Text provided:
Cross-Platform App Development: Frameworks & Tradeoffs
Cross-platform app development promises one codebase for iOS and Android — and mostly delivers, with caveats. Here's how React Native, Flutter, and PWAs compare, where cross-platform wins, and when you should still go native.

Cross-platform app development means writing one codebase and shipping it to both iOS and Android, instead of building and maintaining two separate native apps. A framework like React Native or Flutter does the translating, so you build the thing once and it runs in both stores. That's the whole pitch, and for most products it mostly holds — with a few caveats worth knowing before you commit.
This guide covers what cross-platform app development actually is, the three frameworks worth your attention, how cross-platform stacks up against native, and the situations where you should still write two apps. If you're already down to the two big contenders, our React Native vs Flutter comparison goes deeper on that specific call; this one is the wider map.
What cross-platform app development is
Cross-platform app development is the practice of building a single app from one shared codebase that runs on multiple operating systems — in mobile, that means iOS and Android from the same source. You write the screens, the logic, and the data layer once, and a framework renders them to both platforms. Compare that to native development, where you'd build an iOS app in Swift and a separate Android app in Kotlin, with two teams, two codebases, and every feature implemented twice.
The appeal is obvious once you've paid the native tax even once. One codebase means one team, one set of bugs to fix, and one feature to build when the roadmap moves — and both stores get it at the same time. You'll sometimes see this called hybrid app development or cross-platform mobile development; the terms get used loosely, but they point at the same idea of sharing code across the platforms rather than duplicating it.
What people forget is that "one codebase" is never quite one hundred percent. There's always a sliver — push notifications wired a certain way, a specific camera behavior, an OS permission dialog — where you drop down to platform-specific code. In a well-built cross-platform app that sliver is small, maybe five or ten percent, but it's never zero, and pretending otherwise is how teams get surprised late in a build.
The main cross-platform frameworks
Three real options dominate the conversation in 2026, and they're genuinely different tools rather than flavors of the same thing. Here's the short version before the detail.
| Framework | Language | How it renders | Best for | The catch |
|---|---|---|---|---|
| React Native | JavaScript / TypeScript | Maps to real native components | React/JS teams, content and product apps | The platform-specific sliver still needs native modules |
| Flutter | Dart | Draws every pixel with its own engine | Pixel-perfect, design- or motion-led UI | Dart is a smaller hiring pool; larger app downloads |
| PWA | Web (HTML, CSS, JS) | Runs in the browser, installable | Reach, instant updates, no store needed | Limited device access; weaker iOS support |
A quick read of that table: React Native and Flutter both ship a real installable app to both stores, while a progressive web app sidesteps the stores entirely and runs from the browser. None of them is the "right" answer in the abstract — the fit depends on your team and what the app has to do.
React Native is JavaScript and TypeScript with React's component model, and it renders to real native UI components under the hood. If your team already builds for the web with React, most of the learning curve is gone — same language, same mental model, often shared logic. It carries the largest ecosystem of the three, thanks to npm, and supports over-the-air updates that let you push fixes without a store review. Meta builds on it, which keeps the incentives honest.

Data supplied:

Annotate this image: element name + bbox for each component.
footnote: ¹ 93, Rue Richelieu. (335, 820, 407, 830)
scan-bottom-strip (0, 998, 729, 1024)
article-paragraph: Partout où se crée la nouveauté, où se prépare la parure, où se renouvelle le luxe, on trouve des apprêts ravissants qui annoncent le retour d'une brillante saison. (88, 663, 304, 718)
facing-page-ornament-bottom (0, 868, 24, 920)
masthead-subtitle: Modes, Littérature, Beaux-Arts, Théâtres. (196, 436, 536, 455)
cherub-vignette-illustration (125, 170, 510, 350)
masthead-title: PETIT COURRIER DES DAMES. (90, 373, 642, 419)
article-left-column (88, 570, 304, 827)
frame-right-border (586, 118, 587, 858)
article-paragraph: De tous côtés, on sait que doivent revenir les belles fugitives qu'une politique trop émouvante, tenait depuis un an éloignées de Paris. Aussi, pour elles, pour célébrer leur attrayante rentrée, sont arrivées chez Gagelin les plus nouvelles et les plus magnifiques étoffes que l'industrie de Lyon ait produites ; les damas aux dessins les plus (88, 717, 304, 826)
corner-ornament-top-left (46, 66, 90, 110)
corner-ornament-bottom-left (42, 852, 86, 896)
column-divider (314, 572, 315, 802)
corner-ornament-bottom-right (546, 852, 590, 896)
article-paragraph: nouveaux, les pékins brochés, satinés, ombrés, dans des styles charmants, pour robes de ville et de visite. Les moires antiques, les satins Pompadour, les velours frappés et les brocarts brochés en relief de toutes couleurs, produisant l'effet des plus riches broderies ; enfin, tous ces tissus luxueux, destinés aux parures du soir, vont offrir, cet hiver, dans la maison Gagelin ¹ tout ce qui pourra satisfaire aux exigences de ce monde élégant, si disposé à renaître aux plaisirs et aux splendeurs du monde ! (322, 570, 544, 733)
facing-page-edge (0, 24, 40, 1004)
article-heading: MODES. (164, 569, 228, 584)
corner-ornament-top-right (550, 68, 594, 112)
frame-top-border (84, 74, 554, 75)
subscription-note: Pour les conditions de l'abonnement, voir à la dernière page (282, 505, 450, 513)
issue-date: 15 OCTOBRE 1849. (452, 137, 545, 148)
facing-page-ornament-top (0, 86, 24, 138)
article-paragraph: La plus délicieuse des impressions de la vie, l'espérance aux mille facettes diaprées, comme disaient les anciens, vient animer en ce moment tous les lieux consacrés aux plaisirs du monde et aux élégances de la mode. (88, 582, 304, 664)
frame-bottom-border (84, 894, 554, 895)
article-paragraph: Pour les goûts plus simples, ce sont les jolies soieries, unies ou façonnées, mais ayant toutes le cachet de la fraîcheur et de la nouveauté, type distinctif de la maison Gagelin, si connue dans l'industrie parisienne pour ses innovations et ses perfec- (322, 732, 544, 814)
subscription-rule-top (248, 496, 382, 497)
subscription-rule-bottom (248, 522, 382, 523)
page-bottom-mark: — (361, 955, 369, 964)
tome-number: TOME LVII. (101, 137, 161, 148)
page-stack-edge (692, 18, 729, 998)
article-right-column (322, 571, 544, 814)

Questions:
[1] Answer these questions using the cross-platform development guide.
(a) How large is the platform-specific sliver in a well-built cross-platform app?
(b) Which language does Flutter use?
(c) Which company builds on React Native?
[2] Copy the part of the cross-platform development guide between "This guide covers" and "feature implemented twice.", inclusive, word for word.

Solutions for each task:
[1]
(a) Maybe five or ten percent
(b) Dart
(c) Meta

[2]
This guide covers what cross-platform app development actually is, the three frameworks worth your attention, how cross-platform stacks up against native, and the situations where you should still write two apps. If you're already down to the two big contenders, our React Native vs Flutter comparison goes deeper on that specific call; this one is the wider map.
What cross-platform app development is
Cross-platform app development is the practice of building a single app from one shared codebase that runs on multiple operating systems — in mobile, that means iOS and Android from the same source. You write the screens, the logic, and the data layer once, and a framework renders them to both platforms. Compare that to native development, where you'd build an iOS app in Swift and a separate Android app in Kotlin, with two teams, two codebases, and every feature implemented twice.